Problem to solve
Collect every line below that contains the word "Model".

Material for this exercise
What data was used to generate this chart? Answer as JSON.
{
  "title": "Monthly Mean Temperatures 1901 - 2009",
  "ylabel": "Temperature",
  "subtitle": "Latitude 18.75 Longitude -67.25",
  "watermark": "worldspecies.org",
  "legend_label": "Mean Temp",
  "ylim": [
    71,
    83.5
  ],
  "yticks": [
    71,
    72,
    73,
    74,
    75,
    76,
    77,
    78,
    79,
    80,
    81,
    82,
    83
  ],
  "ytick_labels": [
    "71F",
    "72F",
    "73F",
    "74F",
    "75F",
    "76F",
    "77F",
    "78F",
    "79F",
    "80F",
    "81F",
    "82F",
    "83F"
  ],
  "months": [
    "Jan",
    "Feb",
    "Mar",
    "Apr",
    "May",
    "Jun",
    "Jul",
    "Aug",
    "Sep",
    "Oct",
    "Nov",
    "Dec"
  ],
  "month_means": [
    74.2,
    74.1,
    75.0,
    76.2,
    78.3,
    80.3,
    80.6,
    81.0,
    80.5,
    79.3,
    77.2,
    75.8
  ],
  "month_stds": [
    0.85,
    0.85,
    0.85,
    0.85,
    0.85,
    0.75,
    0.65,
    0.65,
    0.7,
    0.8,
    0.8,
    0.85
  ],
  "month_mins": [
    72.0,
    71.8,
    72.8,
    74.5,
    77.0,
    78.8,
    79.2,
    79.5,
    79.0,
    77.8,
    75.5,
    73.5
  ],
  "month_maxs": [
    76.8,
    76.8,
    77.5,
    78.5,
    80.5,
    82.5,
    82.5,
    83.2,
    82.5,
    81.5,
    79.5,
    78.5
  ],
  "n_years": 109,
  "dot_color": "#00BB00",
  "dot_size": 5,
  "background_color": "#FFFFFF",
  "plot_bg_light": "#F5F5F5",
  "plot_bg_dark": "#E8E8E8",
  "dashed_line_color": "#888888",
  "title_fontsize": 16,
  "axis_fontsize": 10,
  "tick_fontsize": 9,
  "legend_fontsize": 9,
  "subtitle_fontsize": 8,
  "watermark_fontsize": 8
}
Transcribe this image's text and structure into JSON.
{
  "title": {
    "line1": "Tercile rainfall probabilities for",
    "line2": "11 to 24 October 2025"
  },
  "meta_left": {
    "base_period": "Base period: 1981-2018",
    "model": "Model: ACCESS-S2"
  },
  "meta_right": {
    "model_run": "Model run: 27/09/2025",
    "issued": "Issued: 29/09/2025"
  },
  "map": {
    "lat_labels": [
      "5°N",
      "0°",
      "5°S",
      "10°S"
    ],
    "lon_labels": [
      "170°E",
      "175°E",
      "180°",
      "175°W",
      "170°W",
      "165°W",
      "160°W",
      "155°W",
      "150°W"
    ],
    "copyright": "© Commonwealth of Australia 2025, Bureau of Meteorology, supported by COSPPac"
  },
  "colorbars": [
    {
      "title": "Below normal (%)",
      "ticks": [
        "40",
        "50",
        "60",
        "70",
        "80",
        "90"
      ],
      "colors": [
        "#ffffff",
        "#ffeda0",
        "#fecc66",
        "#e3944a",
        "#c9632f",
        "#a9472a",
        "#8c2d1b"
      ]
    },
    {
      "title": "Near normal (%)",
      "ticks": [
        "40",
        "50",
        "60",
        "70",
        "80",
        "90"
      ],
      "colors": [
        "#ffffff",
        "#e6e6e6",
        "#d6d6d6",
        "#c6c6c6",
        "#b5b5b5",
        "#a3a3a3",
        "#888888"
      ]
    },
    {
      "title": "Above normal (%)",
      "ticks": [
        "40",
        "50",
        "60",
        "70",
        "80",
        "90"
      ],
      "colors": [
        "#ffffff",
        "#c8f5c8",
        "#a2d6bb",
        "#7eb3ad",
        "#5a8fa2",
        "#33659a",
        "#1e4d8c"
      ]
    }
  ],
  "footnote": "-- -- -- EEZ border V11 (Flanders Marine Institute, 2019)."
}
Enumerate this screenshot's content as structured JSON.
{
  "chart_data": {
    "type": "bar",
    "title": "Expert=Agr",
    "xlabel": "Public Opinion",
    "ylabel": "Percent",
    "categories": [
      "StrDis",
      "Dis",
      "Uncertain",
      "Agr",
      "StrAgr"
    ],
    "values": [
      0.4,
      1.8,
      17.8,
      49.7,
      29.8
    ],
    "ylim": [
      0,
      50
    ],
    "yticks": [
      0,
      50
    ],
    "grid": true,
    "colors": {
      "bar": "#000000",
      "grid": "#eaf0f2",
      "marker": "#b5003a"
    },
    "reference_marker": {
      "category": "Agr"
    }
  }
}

Exercise response
    "model": "Model: ACCESS-S2"
    "model_run": "Model run: 27/09/2025",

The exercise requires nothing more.